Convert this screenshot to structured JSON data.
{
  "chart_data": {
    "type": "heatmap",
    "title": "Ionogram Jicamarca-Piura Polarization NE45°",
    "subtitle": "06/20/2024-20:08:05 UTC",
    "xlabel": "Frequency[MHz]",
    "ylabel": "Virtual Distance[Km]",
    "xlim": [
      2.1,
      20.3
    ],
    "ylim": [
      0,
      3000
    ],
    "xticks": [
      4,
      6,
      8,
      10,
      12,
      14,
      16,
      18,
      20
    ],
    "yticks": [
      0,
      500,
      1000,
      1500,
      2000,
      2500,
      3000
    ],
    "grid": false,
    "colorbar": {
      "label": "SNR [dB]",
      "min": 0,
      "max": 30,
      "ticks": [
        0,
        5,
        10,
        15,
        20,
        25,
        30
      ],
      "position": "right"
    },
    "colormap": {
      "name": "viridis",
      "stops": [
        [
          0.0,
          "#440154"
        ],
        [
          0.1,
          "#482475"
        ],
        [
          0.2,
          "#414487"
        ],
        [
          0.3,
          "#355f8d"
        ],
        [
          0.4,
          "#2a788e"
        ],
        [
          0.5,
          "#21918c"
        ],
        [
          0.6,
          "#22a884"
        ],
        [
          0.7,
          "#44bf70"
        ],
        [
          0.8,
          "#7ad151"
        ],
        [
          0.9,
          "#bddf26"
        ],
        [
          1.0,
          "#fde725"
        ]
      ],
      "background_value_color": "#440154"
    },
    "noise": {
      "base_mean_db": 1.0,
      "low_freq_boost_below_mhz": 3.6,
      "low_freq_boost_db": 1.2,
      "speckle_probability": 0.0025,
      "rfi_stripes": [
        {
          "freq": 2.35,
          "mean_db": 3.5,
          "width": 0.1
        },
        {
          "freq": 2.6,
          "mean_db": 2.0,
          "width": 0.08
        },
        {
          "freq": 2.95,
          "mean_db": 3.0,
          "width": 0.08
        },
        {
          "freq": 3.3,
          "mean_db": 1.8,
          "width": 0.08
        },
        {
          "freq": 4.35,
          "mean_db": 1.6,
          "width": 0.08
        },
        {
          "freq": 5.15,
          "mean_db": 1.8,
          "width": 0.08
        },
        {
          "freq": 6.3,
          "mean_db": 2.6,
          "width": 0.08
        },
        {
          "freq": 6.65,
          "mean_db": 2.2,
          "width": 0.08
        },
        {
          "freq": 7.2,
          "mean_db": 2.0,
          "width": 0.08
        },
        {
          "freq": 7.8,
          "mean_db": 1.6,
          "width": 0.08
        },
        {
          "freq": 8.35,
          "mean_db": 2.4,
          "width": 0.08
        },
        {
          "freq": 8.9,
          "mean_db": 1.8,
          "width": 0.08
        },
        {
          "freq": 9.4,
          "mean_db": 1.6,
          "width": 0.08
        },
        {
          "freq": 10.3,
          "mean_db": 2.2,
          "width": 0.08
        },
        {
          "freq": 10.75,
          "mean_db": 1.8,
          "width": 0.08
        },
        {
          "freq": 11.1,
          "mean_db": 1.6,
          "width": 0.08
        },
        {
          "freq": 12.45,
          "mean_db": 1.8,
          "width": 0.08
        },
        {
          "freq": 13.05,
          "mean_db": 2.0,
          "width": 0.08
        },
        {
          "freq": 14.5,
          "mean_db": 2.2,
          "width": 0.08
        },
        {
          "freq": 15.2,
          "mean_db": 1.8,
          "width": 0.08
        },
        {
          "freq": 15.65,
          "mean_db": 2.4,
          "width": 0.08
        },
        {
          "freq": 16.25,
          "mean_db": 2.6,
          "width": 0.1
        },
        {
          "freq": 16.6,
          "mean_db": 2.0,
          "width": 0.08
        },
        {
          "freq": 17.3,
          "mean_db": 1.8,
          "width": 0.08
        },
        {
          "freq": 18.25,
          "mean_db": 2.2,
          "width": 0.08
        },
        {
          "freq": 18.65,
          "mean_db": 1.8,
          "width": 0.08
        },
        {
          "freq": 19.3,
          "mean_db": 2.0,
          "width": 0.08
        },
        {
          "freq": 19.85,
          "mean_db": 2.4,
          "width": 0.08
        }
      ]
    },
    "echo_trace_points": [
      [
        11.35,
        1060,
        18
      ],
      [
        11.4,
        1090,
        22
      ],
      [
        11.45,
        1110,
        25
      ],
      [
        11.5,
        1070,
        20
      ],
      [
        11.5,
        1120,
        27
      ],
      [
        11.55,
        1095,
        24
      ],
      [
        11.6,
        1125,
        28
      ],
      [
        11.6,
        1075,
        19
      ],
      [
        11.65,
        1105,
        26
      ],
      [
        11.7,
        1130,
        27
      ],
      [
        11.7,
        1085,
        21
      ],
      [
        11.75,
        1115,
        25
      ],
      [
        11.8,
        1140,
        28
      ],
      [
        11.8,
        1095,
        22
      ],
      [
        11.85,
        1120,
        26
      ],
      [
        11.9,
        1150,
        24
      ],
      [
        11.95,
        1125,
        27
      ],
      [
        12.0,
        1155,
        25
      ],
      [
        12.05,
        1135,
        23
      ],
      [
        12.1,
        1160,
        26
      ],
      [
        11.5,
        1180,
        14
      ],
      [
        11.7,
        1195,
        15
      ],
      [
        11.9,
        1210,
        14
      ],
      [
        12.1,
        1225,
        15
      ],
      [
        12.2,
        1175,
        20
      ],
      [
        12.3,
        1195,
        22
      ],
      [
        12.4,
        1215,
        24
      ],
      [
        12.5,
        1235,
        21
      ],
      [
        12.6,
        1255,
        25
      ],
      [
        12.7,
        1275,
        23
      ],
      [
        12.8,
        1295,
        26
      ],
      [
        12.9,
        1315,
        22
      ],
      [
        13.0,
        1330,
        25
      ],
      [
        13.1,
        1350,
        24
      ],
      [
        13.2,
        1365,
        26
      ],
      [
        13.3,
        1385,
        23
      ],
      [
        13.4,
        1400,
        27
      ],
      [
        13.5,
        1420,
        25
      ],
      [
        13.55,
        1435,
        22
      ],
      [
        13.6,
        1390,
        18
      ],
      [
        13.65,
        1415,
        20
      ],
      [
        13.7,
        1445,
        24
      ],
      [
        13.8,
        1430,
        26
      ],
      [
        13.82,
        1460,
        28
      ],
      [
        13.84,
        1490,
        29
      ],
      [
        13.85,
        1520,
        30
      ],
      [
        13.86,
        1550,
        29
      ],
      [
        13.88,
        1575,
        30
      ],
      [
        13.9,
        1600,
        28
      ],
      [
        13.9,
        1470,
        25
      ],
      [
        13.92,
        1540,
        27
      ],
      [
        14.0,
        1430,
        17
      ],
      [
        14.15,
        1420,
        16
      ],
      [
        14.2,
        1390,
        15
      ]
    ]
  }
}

+++

Every entry in the listing must be retyped exactly.

Convert this screenshot to structured JSON data.
{
  "chart_data": {
    "type": "heatmap",
    "title": "Ionogram Jicamarca-Piura Polarization NE45°",
    "subtitle": "06/20/2024-20:08:05 UTC",
    "xlabel": "Frequency[MHz]",
    "ylabel": "Virtual Distance[Km]",
    "xlim": [
      2.1,
      20.3
    ],
    "ylim": [
      0,
      3000
    ],
    "xticks": [
      4,
      6,
      8,
      10,
      12,
      14,
      16,
      18,
      20
    ],
    "yticks": [
      0,
      500,
      1000,
      1500,
      2000,
      2500,
      3000
    ],
    "grid": false,
    "colorbar": {
      "label": "SNR [dB]",
      "min": 0,
      "max": 30,
      "ticks": [
        0,
        5,
        10,
        15,
        20,
        25,
        30
      ],
      "position": "right"
    },
    "colormap": {
      "name": "viridis",
      "stops": [
        [
          0.0,
          "#440154"
        ],
        [
          0.1,
          "#482475"
        ],
        [
          0.2,
          "#414487"
        ],
        [
          0.3,
          "#355f8d"
        ],
        [
          0.4,
          "#2a788e"
        ],
        [
          0.5,
          "#21918c"
        ],
        [
          0.6,
          "#22a884"
        ],
        [
          0.7,
          "#44bf70"
        ],
        [
          0.8,
          "#7ad151"
        ],
        [
          0.9,
          "#bddf26"
        ],
        [
          1.0,
          "#fde725"
        ]
      ],
      "background_value_color": "#440154"
    },
    "noise": {
      "base_mean_db": 1.0,
      "low_freq_boost_below_mhz": 3.6,
      "low_freq_boost_db": 1.2,
      "speckle_probability": 0.0025,
      "rfi_stripes": [
        {
          "freq": 2.35,
          "mean_db": 3.5,
          "width": 0.1
        },
        {
          "freq": 2.6,
          "mean_db": 2.0,
          "width": 0.08
        },
        {
          "freq": 2.95,
          "mean_db": 3.0,
          "width": 0.08
        },
        {
          "freq": 3.3,
          "mean_db": 1.8,
          "width": 0.08
        },
        {
          "freq": 4.35,
          "mean_db": 1.6,
          "width": 0.08
        },
        {
          "freq": 5.15,
          "mean_db": 1.8,
          "width": 0.08
        },
        {
          "freq": 6.3,
          "mean_db": 2.6,
          "width": 0.08
        },
        {
          "freq": 6.65,
          "mean_db": 2.2,
          "width": 0.08
        },
        {
          "freq": 7.2,
          "mean_db": 2.0,
          "width": 0.08
        },
        {
          "freq": 7.8,
          "mean_db": 1.6,
          "width": 0.08
        },
        {
          "freq": 8.35,
          "mean_db": 2.4,
          "width": 0.08
        },
        {
          "freq": 8.9,
          "mean_db": 1.8,
          "width": 0.08
        },
        {
          "freq": 9.4,
          "mean_db": 1.6,
          "width": 0.08
        },
        {
          "freq": 10.3,
          "mean_db": 2.2,
          "width": 0.08
        },
        {
          "freq": 10.75,
          "mean_db": 1.8,
          "width": 0.08
        },
        {
          "freq": 11.1,
          "mean_db": 1.6,
          "width": 0.08
        },
        {
          "freq": 12.45,
          "mean_db": 1.8,
          "width": 0.08
        },
        {
          "freq": 13.05,
          "mean_db": 2.0,
          "width": 0.08
        },
        {
          "freq": 14.5,
          "mean_db": 2.2,
          "width": 0.08
        },
        {
          "freq": 15.2,
          "mean_db": 1.8,
          "width": 0.08
        },
        {
          "freq": 15.65,
          "mean_db": 2.4,
          "width": 0.08
        },
        {
          "freq": 16.25,
          "mean_db": 2.6,
          "width": 0.1
        },
        {
          "freq": 16.6,
          "mean_db": 2.0,
          "width": 0.08
        },
        {
          "freq": 17.3,
          "mean_db": 1.8,
          "width": 0.08
        },
        {
          "freq": 18.25,
          "mean_db": 2.2,
          "width": 0.08
        },
        {
          "freq": 18.65,
          "mean_db": 1.8,
          "width": 0.08
        },
        {
          "freq": 19.3,
          "mean_db": 2.0,
          "width": 0.08
        },
        {
          "freq": 19.85,
          "mean_db": 2.4,
          "width": 0.08
        }
      ]
    },
    "echo_trace_points": [
      [
        11.35,
        1060,
        18
      ],
      [
        11.4,
        1090,
        22
      ],
      [
        11.45,
        1110,
        25
      ],
      [
        11.5,
        1070,
        20
      ],
      [
        11.5,
        1120,
        27
      ],
      [
        11.55,
        1095,
        24
      ],
      [
        11.6,
        1125,
        28
      ],
      [
        11.6,
        1075,
        19
      ],
      [
        11.65,
        1105,
        26
      ],
      [
        11.7,
        1130,
        27
      ],
      [
        11.7,
        1085,
        21
      ],
      [
        11.75,
        1115,
        25
      ],
      [
        11.8,
        1140,
        28
      ],
      [
        11.8,
        1095,
        22
      ],
      [
        11.85,
        1120,
        26
      ],
      [
        11.9,
        1150,
        24
      ],
      [
        11.95,
        1125,
        27
      ],
      [
        12.0,
        1155,
        25
      ],
      [
        12.05,
        1135,
        23
      ],
      [
        12.1,
        1160,
        26
      ],
      [
        11.5,
        1180,
        14
      ],
      [
        11.7,
        1195,
        15
      ],
      [
        11.9,
        1210,
        14
      ],
      [
        12.1,
        1225,
        15
      ],
      [
        12.2,
        1175,
        20
      ],
      [
        12.3,
        1195,
        22
      ],
      [
        12.4,
        1215,
        24
      ],
      [
        12.5,
        1235,
        21
      ],
      [
        12.6,
        1255,
        25
      ],
      [
        12.7,
        1275,
        23
      ],
      [
        12.8,
        1295,
        26
      ],
      [
        12.9,
        1315,
        22
      ],
      [
        13.0,
        1330,
        25
      ],
      [
        13.1,
        1350,
        24
      ],
      [
        13.2,
        1365,
        26
      ],
      [
        13.3,
        1385,
        23
      ],
      [
        13.4,
        1400,
        27
      ],
      [
        13.5,
        1420,
        25
      ],
      [
        13.55,
        1435,
        22
      ],
      [
        13.6,
        1390,
        18
      ],
      [
        13.65,
        1415,
        20
      ],
      [
        13.7,
        1445,
        24
      ],
      [
        13.8,
        1430,
        26
      ],
      [
        13.82,
        1460,
        28
      ],
      [
        13.84,
        1490,
        29
      ],
      [
        13.85,
        1520,
        30
      ],
      [
        13.86,
        1550,
        29
      ],
      [
        13.88,
        1575,
        30
      ],
      [
        13.9,
        1600,
        28
      ],
      [
        13.9,
        1470,
        25
      ],
      [
        13.92,
        1540,
        27
      ],
      [
        14.0,
        1430,
        17
      ],
      [
        14.15,
        1420,
        16
      ],
      [
        14.2,
        1390,
        15
      ]
    ]
  }
}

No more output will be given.